#### WORK REQUIRED
Scan the entries below and count the lines holding the string "data". Supply only the number.

↓

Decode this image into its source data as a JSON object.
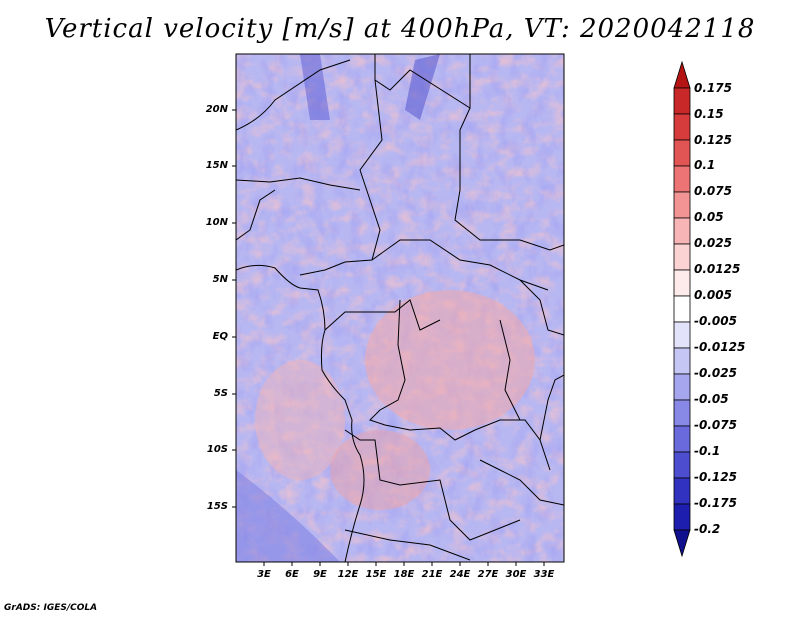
{
  "title": "Vertical velocity [m/s] at 400hPa, VT: 2020042118",
  "lat_labels": [
    "20N",
    "15N",
    "10N",
    "5N",
    "EQ",
    "5S",
    "10S",
    "15S"
  ],
  "lon_labels": [
    "3E",
    "6E",
    "9E",
    "12E",
    "15E",
    "18E",
    "21E",
    "24E",
    "27E",
    "30E",
    "33E"
  ],
  "colorbar": {
    "levels": [
      "0.175",
      "0.15",
      "0.125",
      "0.1",
      "0.075",
      "0.05",
      "0.025",
      "0.0125",
      "0.005",
      "-0.005",
      "-0.0125",
      "-0.025",
      "-0.05",
      "-0.075",
      "-0.1",
      "-0.125",
      "-0.175",
      "-0.2"
    ],
    "colors": [
      "#b41414",
      "#c82828",
      "#d73c3c",
      "#e25555",
      "#ec7474",
      "#f29494",
      "#f7b5b5",
      "#fbd3d3",
      "#fdeaea",
      "#ffffff",
      "#e2e2fb",
      "#c6c6f5",
      "#a6a6ee",
      "#8888e6",
      "#6a6adc",
      "#4d4dd0",
      "#3232c0",
      "#1e1eae",
      "#10108f"
    ]
  },
  "credit": "GrADS: IGES/COLA"
}
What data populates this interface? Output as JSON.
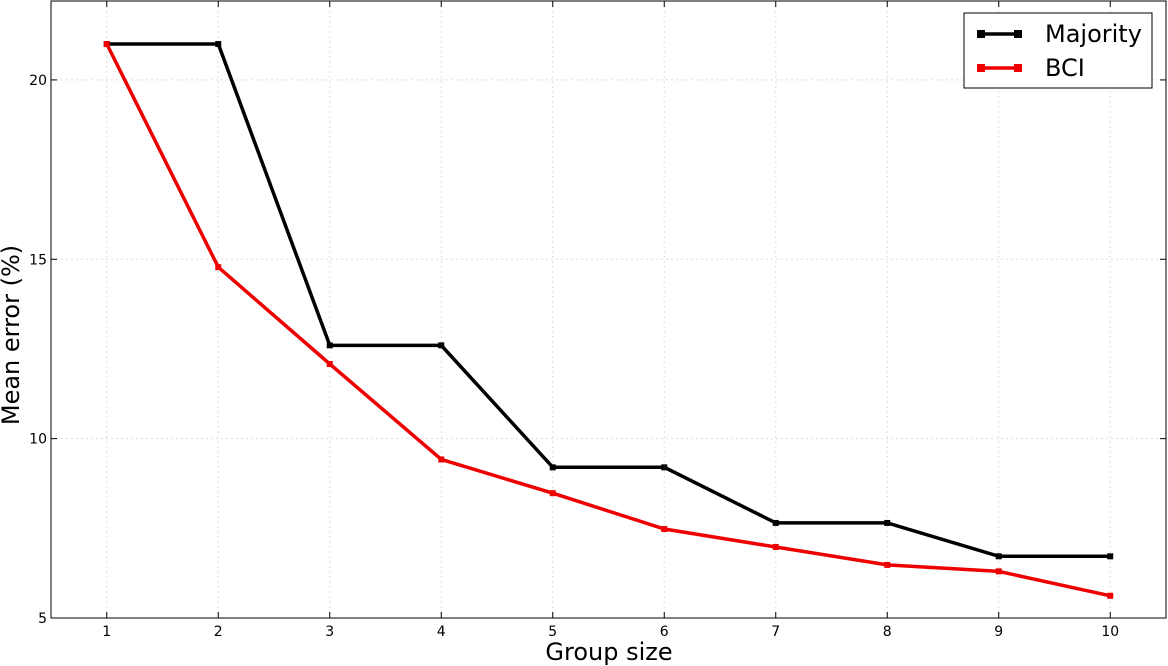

↑

#### OUTPUT
2